GIVEN DATA:

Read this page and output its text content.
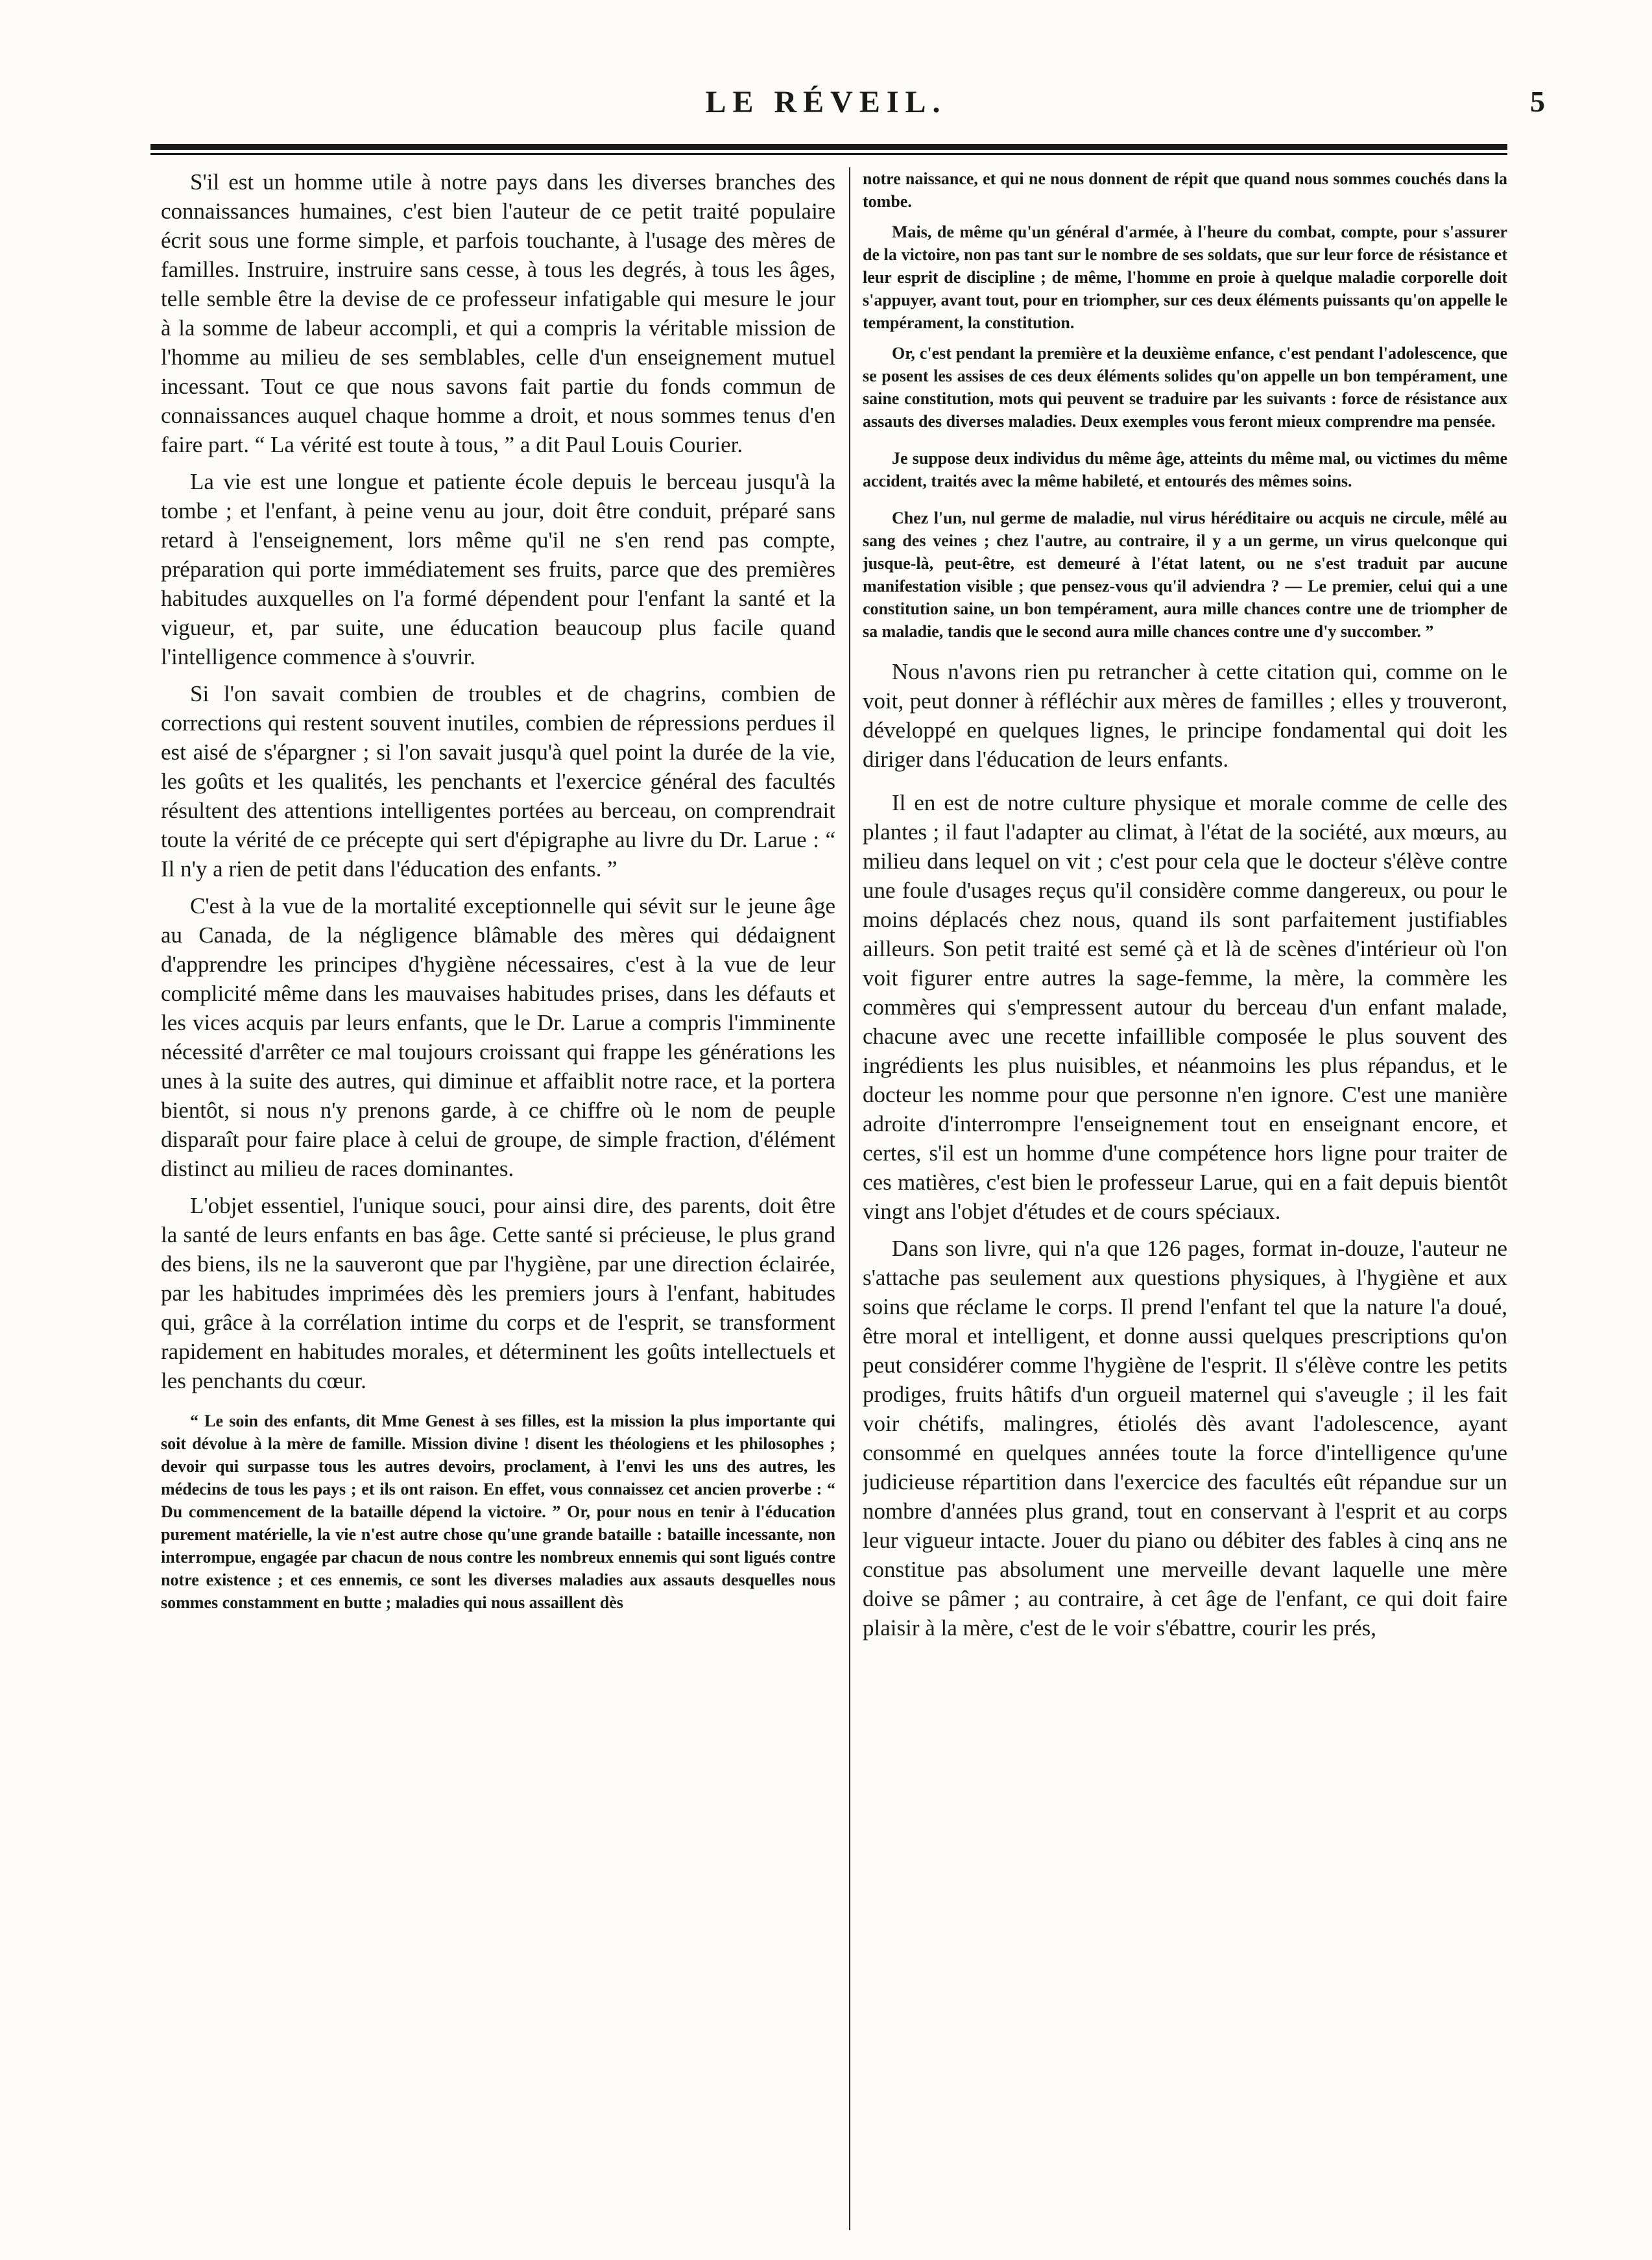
LE RÉVEIL.	5

S'il est un homme utile à notre pays dans les diverses branches des connaissances humaines, c'est bien l'auteur de ce petit traité populaire écrit sous une forme simple, et parfois touchante, à l'usage des mères de familles. Instruire, instruire sans cesse, à tous les degrés, à tous les âges, telle semble être la devise de ce professeur infatigable qui mesure le jour à la somme de labeur accompli, et qui a compris la véritable mission de l'homme au milieu de ses semblables, celle d'un enseignement mutuel incessant. Tout ce que nous savons fait partie du fonds commun de connaissances auquel chaque homme a droit, et nous sommes tenus d'en faire part. “ La vérité est toute à tous, ” a dit Paul Louis Courier.

La vie est une longue et patiente école depuis le berceau jusqu'à la tombe ; et l'enfant, à peine venu au jour, doit être conduit, préparé sans retard à l'enseignement, lors même qu'il ne s'en rend pas compte, préparation qui porte immédiatement ses fruits, parce que des premières habitudes auxquelles on l'a formé dépendent pour l'enfant la santé et la vigueur, et, par suite, une éducation beaucoup plus facile quand l'intelligence commence à s'ouvrir.

Si l'on savait combien de troubles et de chagrins, combien de corrections qui restent souvent inutiles, combien de répressions perdues il est aisé de s'épargner ; si l'on savait jusqu'à quel point la durée de la vie, les goûts et les qualités, les penchants et l'exercice général des facultés résultent des attentions intelligentes portées au berceau, on comprendrait toute la vérité de ce précepte qui sert d'épigraphe au livre du Dr. Larue : “ Il n'y a rien de petit dans l'éducation des enfants. ”

C'est à la vue de la mortalité exceptionnelle qui sévit sur le jeune âge au Canada, de la négligence blâmable des mères qui dédaignent d'apprendre les principes d'hygiène nécessaires, c'est à la vue de leur complicité même dans les mauvaises habitudes prises, dans les défauts et les vices acquis par leurs enfants, que le Dr. Larue a compris l'imminente nécessité d'arrêter ce mal toujours croissant qui frappe les générations les unes à la suite des autres, qui diminue et affaiblit notre race, et la portera bientôt, si nous n'y prenons garde, à ce chiffre où le nom de peuple disparaît pour faire place à celui de groupe, de simple fraction, d'élément distinct au milieu de races dominantes.

L'objet essentiel, l'unique souci, pour ainsi dire, des parents, doit être la santé de leurs enfants en bas âge. Cette santé si précieuse, le plus grand des biens, ils ne la sauveront que par l'hygiène, par une direction éclairée, par les habitudes imprimées dès les premiers jours à l'enfant, habitudes qui, grâce à la corrélation intime du corps et de l'esprit, se transforment rapidement en habitudes morales, et déterminent les goûts intellectuels et les penchants du cœur.

“ Le soin des enfants, dit Mme Genest à ses filles, est la mission la plus importante qui soit dévolue à la mère de famille. Mission divine ! disent les théologiens et les philosophes ; devoir qui surpasse tous les autres devoirs, proclament, à l'envi les uns des autres, les médecins de tous les pays ; et ils ont raison. En effet, vous connaissez cet ancien proverbe : “ Du commencement de la bataille dépend la victoire. ” Or, pour nous en tenir à l'éducation purement matérielle, la vie n'est autre chose qu'une grande bataille : bataille incessante, non interrompue, engagée par chacun de nous contre les nombreux ennemis qui sont ligués contre notre existence ; et ces ennemis, ce sont les diverses maladies aux assauts desquelles nous sommes constamment en butte ; maladies qui nous assaillent dès

notre naissance, et qui ne nous donnent de répit que quand nous sommes couchés dans la tombe.

Mais, de même qu'un général d'armée, à l'heure du combat, compte, pour s'assurer de la victoire, non pas tant sur le nombre de ses soldats, que sur leur force de résistance et leur esprit de discipline ; de même, l'homme en proie à quelque maladie corporelle doit s'appuyer, avant tout, pour en triompher, sur ces deux éléments puissants qu'on appelle le tempérament, la constitution.

Or, c'est pendant la première et la deuxième enfance, c'est pendant l'adolescence, que se posent les assises de ces deux éléments solides qu'on appelle un bon tempérament, une saine constitution, mots qui peuvent se traduire par les suivants : force de résistance aux assauts des diverses maladies. Deux exemples vous feront mieux comprendre ma pensée.

Je suppose deux individus du même âge, atteints du même mal, ou victimes du même accident, traités avec la même habileté, et entourés des mêmes soins.

Chez l'un, nul germe de maladie, nul virus héréditaire ou acquis ne circule, mêlé au sang des veines ; chez l'autre, au contraire, il y a un germe, un virus quelconque qui jusque-là, peut-être, est demeuré à l'état latent, ou ne s'est traduit par aucune manifestation visible ; que pensez-vous qu'il adviendra ? — Le premier, celui qui a une constitution saine, un bon tempérament, aura mille chances contre une de triompher de sa maladie, tandis que le second aura mille chances contre une d'y succomber. ”

Nous n'avons rien pu retrancher à cette citation qui, comme on le voit, peut donner à réfléchir aux mères de familles ; elles y trouveront, développé en quelques lignes, le principe fondamental qui doit les diriger dans l'éducation de leurs enfants.

Il en est de notre culture physique et morale comme de celle des plantes ; il faut l'adapter au climat, à l'état de la société, aux mœurs, au milieu dans lequel on vit ; c'est pour cela que le docteur s'élève contre une foule d'usages reçus qu'il considère comme dangereux, ou pour le moins déplacés chez nous, quand ils sont parfaitement justifiables ailleurs. Son petit traité est semé çà et là de scènes d'intérieur où l'on voit figurer entre autres la sage-femme, la mère, la commère les commères qui s'empressent autour du berceau d'un enfant malade, chacune avec une recette infaillible composée le plus souvent des ingrédients les plus nuisibles, et néanmoins les plus répandus, et le docteur les nomme pour que personne n'en ignore. C'est une manière adroite d'interrompre l'enseignement tout en enseignant encore, et certes, s'il est un homme d'une compétence hors ligne pour traiter de ces matières, c'est bien le professeur Larue, qui en a fait depuis bientôt vingt ans l'objet d'études et de cours spéciaux.

Dans son livre, qui n'a que 126 pages, format in-douze, l'auteur ne s'attache pas seulement aux questions physiques, à l'hygiène et aux soins que réclame le corps. Il prend l'enfant tel que la nature l'a doué, être moral et intelligent, et donne aussi quelques prescriptions qu'on peut considérer comme l'hygiène de l'esprit. Il s'élève contre les petits prodiges, fruits hâtifs d'un orgueil maternel qui s'aveugle ; il les fait voir chétifs, malingres, étiolés dès avant l'adolescence, ayant consommé en quelques années toute la force d'intelligence qu'une judicieuse répartition dans l'exercice des facultés eût répandue sur un nombre d'années plus grand, tout en conservant à l'esprit et au corps leur vigueur intacte. Jouer du piano ou débiter des fables à cinq ans ne constitue pas absolument une merveille devant laquelle une mère doive se pâmer ; au contraire, à cet âge de l'enfant, ce qui doit faire plaisir à la mère, c'est de le voir s'ébattre, courir les prés,
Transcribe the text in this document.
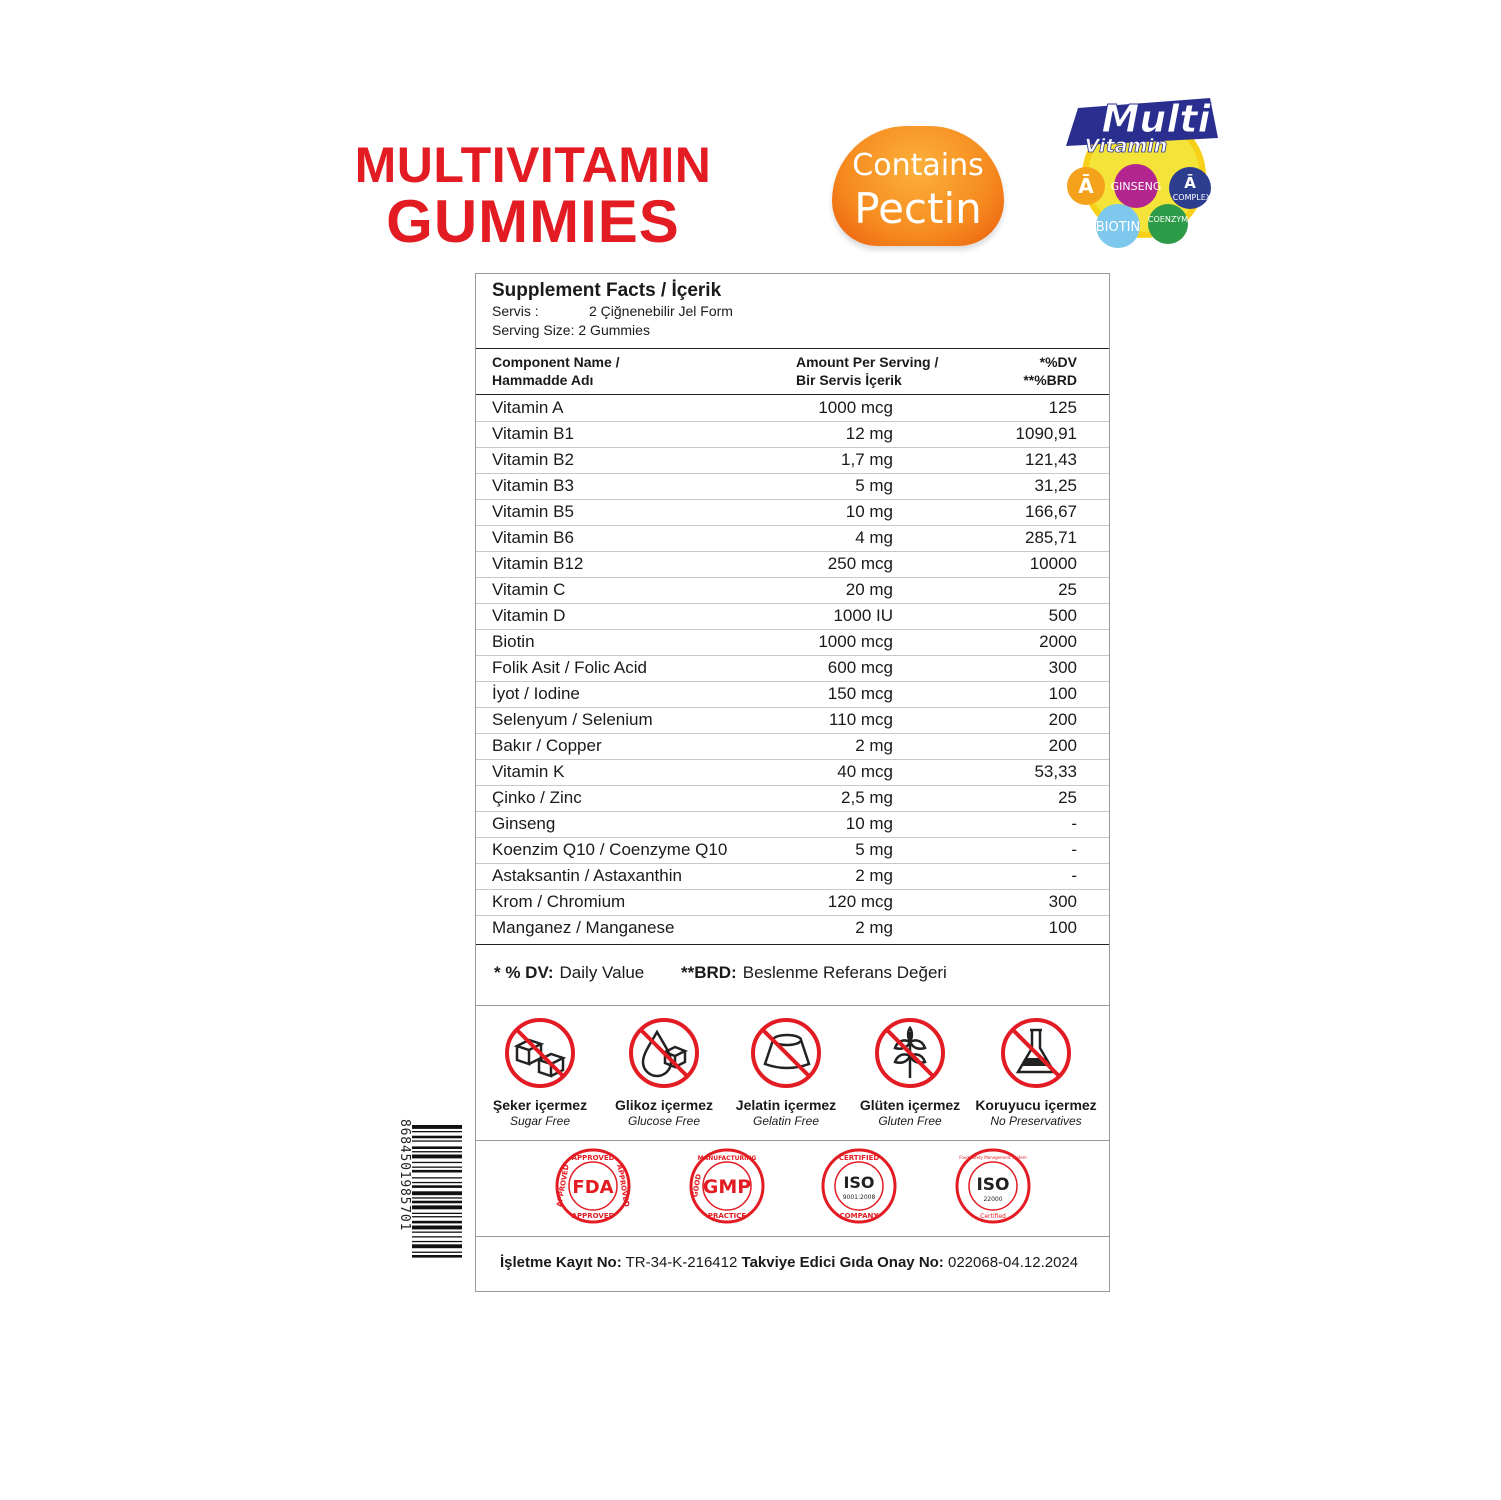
MULTIVITAMIN
GUMMIES
Contains
Pectin
Multi
Vitamin
Ā GINSENG Ā
COMPLEX
BIOTIN
COENZYM
Supplement Facts / İçerik
Servis :	2 Çiğnenebilir Jel Form
Serving Size: 2 Gummies
Component Name /
Hammadde Adı
Amount Per Serving /
Bir Servis İçerik
*%DV
**%BRD
Vitamin A	1000 mcg	125
Vitamin B1	12 mg	1090,91
Vitamin B2	1,7 mg	121,43
Vitamin B3	5 mg	31,25
Vitamin B5	10 mg	166,67
Vitamin B6	4 mg	285,71
Vitamin B12	250 mcg	10000
Vitamin C	20 mg	25
Vitamin D	1000 IU	500
Biotin	1000 mcg	2000
Folik Asit / Folic Acid	600 mcg	300
İyot / Iodine	150 mcg	100
Selenyum / Selenium	110 mcg	200
Bakır / Copper	2 mg	200
Vitamin K	40 mcg	53,33
Çinko / Zinc	2,5 mg	25
Ginseng	10 mg	-
Koenzim Q10 / Coenzyme Q10	5 mg	-
Astaksantin / Astaxanthin	2 mg	-
Krom / Chromium	120 mcg	300
Manganez / Manganese	2 mg	100
* % DV: Daily Value **BRD: Beslenme Referans Değeri
Şeker içermez
Sugar Free
Glikoz içermez
Glucose Free
Jelatin içermez
Gelatin Free
Glüten içermez
Gluten Free
Koruyucu içermez
No Preservatives
FDA
APPROVED
APPROVED	APPROVED
APPROVED
GMP
MANUFACTURING
GOOD
PRACTICE
ISO
9001:2008
CERTIFIED
COMPANY
ISO
22000
Food Safety Management System
Certified
İşletme Kayıt No: TR-34-K-216412 Takviye Edici Gıda Onay No: 022068-04.12.2024
8684501985701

REQUIRED ACTION: Your answer should be a single number: the tally of lines in the entries that include the word "éléments".

EXPECTED ANSWER: 2